TO DO: From the entries that follow, extract each line holding the string "ودليل".

#####

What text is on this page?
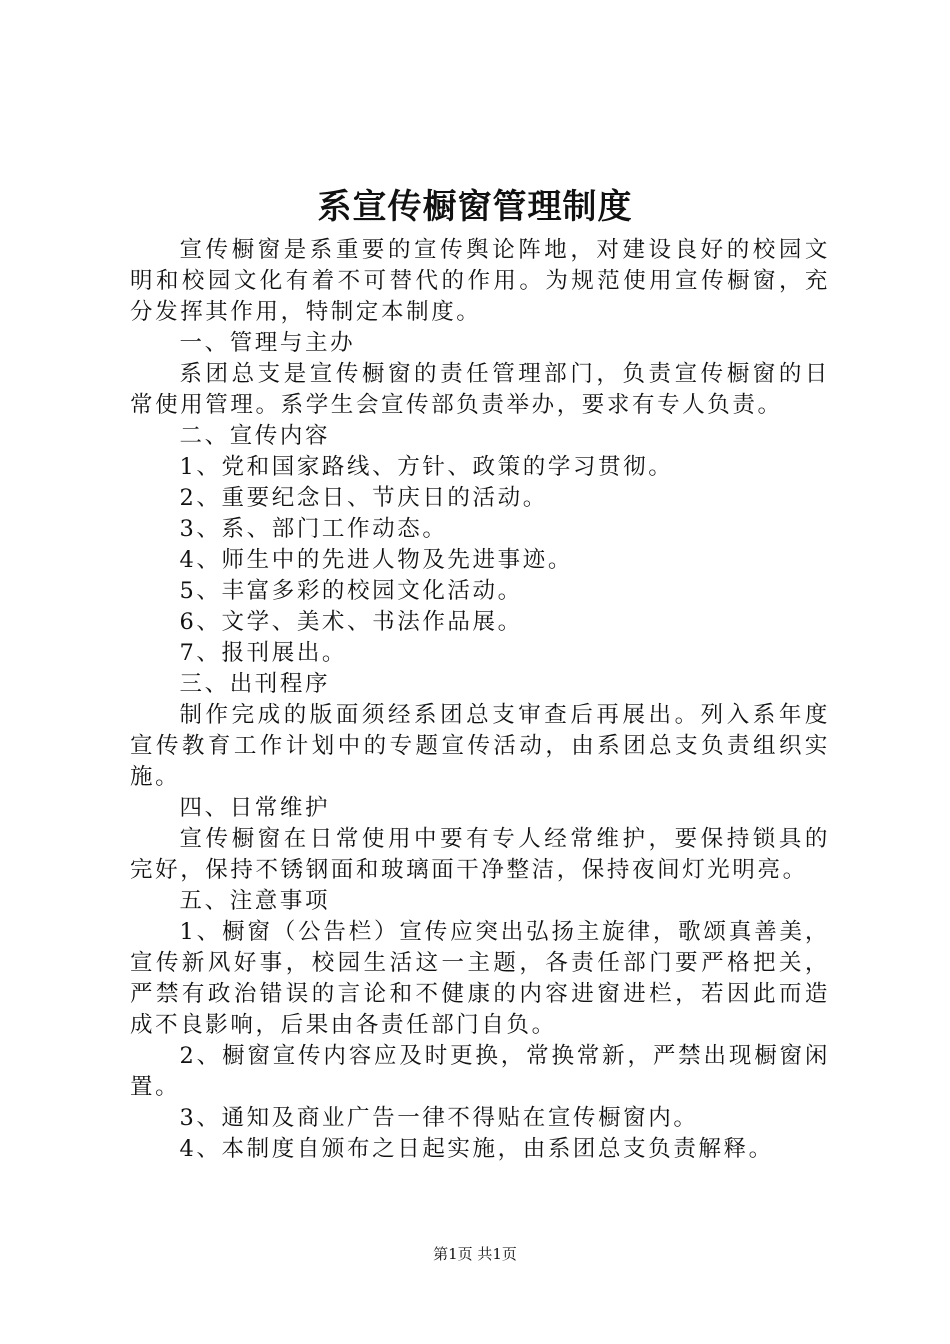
系宣传橱窗管理制度

宣传橱窗是系重要的宣传舆论阵地，对建设良好的校园文明和校园文化有着不可替代的作用。为规范使用宣传橱窗，充分发挥其作用，特制定本制度。

一、管理与主办

系团总支是宣传橱窗的责任管理部门，负责宣传橱窗的日常使用管理。系学生会宣传部负责举办，要求有专人负责。

二、宣传内容

1、党和国家路线、方针、政策的学习贯彻。

2、重要纪念日、节庆日的活动。

3、系、部门工作动态。

4、师生中的先进人物及先进事迹。

5、丰富多彩的校园文化活动。

6、文学、美术、书法作品展。

7、报刊展出。

三、出刊程序

制作完成的版面须经系团总支审查后再展出。列入系年度宣传教育工作计划中的专题宣传活动，由系团总支负责组织实施。

四、日常维护

宣传橱窗在日常使用中要有专人经常维护，要保持锁具的完好，保持不锈钢面和玻璃面干净整洁，保持夜间灯光明亮。

五、注意事项

1、橱窗（公告栏）宣传应突出弘扬主旋律，歌颂真善美，宣传新风好事，校园生活这一主题，各责任部门要严格把关，严禁有政治错误的言论和不健康的内容进窗进栏，若因此而造成不良影响，后果由各责任部门自负。

2、橱窗宣传内容应及时更换，常换常新，严禁出现橱窗闲置。

3、通知及商业广告一律不得贴在宣传橱窗内。

4、本制度自颁布之日起实施，由系团总支负责解释。

第1页 共1页
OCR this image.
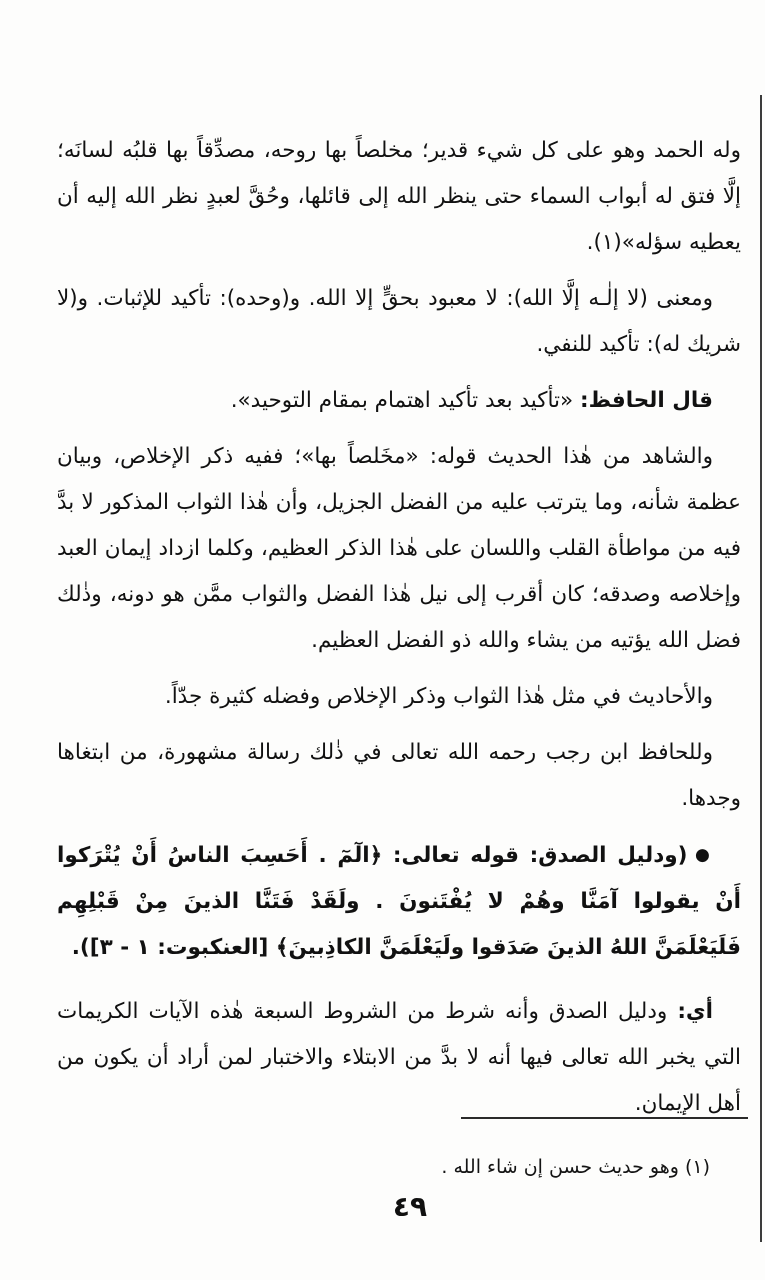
وله الحمد وهو على كل شيء قدير؛ مخلصاً بها روحه، مصدِّقاً بها قلبُه لسانَه؛ إلَّا فتق له أبواب السماء حتى ينظر الله إلى قائلها، وحُقَّ لعبدٍ نظر الله إليه أن يعطيه سؤله»(١).

ومعنى (لا إلٰـه إلَّا الله): لا معبود بحقٍّ إلا الله. و(وحده): تأكيد للإثبات. و(لا شريك له): تأكيد للنفي.

قال الحافظ: «تأكيد بعد تأكيد اهتمام بمقام التوحيد».

والشاهد من هٰذا الحديث قوله: «مخَلصاً بها»؛ ففيه ذكر الإخلاص، وبيان عظمة شأنه، وما يترتب عليه من الفضل الجزيل، وأن هٰذا الثواب المذكور لا بدَّ فيه من مواطأة القلب واللسان على هٰذا الذكر العظيم، وكلما ازداد إيمان العبد وإخلاصه وصدقه؛ كان أقرب إلى نيل هٰذا الفضل والثواب ممَّن هو دونه، وذٰلك فضل الله يؤتيه من يشاء والله ذو الفضل العظيم.

والأحاديث في مثل هٰذا الثواب وذكر الإخلاص وفضله كثيرة جدّاً.

وللحافظ ابن رجب رحمه الله تعالى في ذٰلك رسالة مشهورة، من ابتغاها وجدها.

● (ودليل الصدق: قوله تعالى: ﴿الٓمٓ . أَحَسِبَ الناسُ أَنْ يُتْرَكوا أَنْ يقولوا آمَنَّا وهُمْ لا يُفْتَنونَ . ولَقَدْ فَتَنَّا الذينَ مِنْ قَبْلِهِم فَلَيَعْلَمَنَّ اللهُ الذينَ صَدَقوا ولَيَعْلَمَنَّ الكاذِبينَ﴾ [العنكبوت: ١ - ٣]).

أي: ودليل الصدق وأنه شرط من الشروط السبعة هٰذه الآيات الكريمات التي يخبر الله تعالى فيها أنه لا بدَّ من الابتلاء والاختبار لمن أراد أن يكون من أهل الإيمان.

(١) وهو حديث حسن إن شاء الله .

٤٩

#####

SOLUTION TO THE PROBLEM:
● (ودليل الصدق: قوله تعالى: ﴿الٓمٓ . أَحَسِبَ الناسُ أَنْ يُتْرَكوا أَنْ يقولوا آمَنَّا وهُمْ لا يُفْتَنونَ . ولَقَدْ فَتَنَّا الذينَ مِنْ قَبْلِهِم فَلَيَعْلَمَنَّ اللهُ الذينَ صَدَقوا ولَيَعْلَمَنَّ الكاذِبينَ﴾ [العنكبوت: ١ - ٣]).
أي: ودليل الصدق وأنه شرط من الشروط السبعة هٰذه الآيات الكريمات التي يخبر الله تعالى فيها أنه لا بدَّ من الابتلاء والاختبار لمن أراد أن يكون من أهل الإيمان.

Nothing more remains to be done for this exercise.